Dataset:

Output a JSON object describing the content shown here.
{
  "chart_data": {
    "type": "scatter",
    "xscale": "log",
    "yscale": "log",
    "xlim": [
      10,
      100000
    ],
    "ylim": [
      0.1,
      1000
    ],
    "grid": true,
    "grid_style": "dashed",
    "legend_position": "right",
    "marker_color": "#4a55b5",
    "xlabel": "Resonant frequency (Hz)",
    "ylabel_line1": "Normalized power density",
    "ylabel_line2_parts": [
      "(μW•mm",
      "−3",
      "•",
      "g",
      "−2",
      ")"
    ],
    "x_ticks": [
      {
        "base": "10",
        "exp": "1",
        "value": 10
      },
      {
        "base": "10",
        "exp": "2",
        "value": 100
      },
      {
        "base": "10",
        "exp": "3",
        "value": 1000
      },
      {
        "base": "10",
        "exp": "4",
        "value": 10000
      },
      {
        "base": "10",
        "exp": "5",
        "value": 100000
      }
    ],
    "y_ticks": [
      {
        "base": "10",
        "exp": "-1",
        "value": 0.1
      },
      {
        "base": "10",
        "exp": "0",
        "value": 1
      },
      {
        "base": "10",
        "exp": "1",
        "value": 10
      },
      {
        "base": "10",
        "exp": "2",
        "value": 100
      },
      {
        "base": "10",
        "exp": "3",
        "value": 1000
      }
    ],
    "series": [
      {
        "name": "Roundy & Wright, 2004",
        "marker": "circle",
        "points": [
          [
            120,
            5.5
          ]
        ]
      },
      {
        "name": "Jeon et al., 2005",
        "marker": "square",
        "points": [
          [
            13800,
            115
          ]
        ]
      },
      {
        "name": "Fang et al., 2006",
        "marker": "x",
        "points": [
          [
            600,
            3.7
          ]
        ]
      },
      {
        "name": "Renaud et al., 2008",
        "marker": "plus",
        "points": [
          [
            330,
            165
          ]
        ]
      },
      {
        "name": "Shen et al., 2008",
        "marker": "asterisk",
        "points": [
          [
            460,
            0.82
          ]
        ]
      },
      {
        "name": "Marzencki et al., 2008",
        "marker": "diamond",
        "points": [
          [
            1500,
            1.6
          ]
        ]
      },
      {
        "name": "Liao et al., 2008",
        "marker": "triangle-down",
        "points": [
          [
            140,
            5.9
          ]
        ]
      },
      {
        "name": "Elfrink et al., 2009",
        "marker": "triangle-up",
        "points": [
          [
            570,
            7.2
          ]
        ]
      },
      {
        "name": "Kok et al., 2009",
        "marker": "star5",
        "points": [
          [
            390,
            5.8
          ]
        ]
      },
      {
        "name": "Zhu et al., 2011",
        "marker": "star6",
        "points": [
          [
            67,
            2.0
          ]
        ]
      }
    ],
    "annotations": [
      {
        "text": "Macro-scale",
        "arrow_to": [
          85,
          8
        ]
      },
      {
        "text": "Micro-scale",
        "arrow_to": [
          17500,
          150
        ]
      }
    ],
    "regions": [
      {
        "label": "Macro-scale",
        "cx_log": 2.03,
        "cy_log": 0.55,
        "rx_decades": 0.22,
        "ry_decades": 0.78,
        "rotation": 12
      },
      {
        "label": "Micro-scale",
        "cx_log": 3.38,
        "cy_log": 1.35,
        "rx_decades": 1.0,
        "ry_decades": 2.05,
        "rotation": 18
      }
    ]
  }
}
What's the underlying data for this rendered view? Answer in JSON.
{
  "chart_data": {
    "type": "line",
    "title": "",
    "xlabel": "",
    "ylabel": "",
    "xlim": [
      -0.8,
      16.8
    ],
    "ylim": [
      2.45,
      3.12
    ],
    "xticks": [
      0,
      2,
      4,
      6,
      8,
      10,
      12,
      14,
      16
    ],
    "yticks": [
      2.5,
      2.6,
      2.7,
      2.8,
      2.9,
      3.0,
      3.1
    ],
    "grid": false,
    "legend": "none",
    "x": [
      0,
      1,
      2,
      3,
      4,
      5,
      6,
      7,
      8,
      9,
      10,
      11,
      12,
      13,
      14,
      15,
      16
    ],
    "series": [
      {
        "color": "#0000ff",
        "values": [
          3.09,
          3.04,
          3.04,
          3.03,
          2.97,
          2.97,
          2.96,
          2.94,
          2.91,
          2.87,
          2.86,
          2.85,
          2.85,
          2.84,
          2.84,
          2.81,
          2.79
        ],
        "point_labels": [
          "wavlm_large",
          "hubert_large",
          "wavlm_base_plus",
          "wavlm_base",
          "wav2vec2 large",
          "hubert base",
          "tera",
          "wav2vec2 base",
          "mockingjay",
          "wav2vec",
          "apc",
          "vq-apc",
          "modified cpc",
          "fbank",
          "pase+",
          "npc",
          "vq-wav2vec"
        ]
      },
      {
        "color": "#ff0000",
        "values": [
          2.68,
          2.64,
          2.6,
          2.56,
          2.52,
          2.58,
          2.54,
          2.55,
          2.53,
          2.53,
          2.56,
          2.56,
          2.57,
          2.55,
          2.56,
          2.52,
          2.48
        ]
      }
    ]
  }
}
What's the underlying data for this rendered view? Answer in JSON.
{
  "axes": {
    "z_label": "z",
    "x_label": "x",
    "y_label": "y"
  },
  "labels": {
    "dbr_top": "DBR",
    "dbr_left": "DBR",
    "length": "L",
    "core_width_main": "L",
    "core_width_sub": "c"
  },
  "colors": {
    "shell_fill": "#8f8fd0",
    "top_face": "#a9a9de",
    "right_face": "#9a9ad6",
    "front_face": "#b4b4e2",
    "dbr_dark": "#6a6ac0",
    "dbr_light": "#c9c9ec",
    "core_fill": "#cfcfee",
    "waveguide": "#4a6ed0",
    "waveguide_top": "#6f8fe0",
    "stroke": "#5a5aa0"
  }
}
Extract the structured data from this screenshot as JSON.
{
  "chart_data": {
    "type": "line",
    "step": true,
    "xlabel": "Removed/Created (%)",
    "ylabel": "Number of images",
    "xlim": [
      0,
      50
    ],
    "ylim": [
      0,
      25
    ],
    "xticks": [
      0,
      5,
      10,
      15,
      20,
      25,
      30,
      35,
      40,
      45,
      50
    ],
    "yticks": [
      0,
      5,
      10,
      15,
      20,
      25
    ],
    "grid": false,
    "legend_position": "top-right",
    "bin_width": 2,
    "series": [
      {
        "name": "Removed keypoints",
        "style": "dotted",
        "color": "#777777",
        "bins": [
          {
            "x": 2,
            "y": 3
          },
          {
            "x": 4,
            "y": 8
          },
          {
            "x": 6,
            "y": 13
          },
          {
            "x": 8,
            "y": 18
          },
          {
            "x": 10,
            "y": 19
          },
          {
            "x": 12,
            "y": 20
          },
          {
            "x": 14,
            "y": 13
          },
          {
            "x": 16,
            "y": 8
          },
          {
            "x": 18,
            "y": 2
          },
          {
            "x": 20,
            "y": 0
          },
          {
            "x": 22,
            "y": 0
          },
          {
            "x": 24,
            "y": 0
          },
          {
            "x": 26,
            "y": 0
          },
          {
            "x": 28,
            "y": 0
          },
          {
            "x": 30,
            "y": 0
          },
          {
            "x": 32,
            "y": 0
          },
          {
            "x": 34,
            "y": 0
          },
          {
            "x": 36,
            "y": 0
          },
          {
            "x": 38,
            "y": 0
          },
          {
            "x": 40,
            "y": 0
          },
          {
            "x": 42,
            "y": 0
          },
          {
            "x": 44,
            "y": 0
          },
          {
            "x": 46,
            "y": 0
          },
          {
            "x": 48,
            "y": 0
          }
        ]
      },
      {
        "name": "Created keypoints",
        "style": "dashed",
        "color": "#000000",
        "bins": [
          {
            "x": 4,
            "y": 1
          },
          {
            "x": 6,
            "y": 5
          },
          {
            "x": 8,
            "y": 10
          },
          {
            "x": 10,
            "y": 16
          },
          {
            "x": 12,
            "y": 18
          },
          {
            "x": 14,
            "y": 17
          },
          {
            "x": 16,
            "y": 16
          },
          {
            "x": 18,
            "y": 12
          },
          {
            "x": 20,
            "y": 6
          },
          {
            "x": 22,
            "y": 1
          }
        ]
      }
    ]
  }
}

The request:
Pick out every line with the string "Removed" and copy it.

The solution:
    "xlabel": "Removed/Created (%)",
        "name": "Removed keypoints",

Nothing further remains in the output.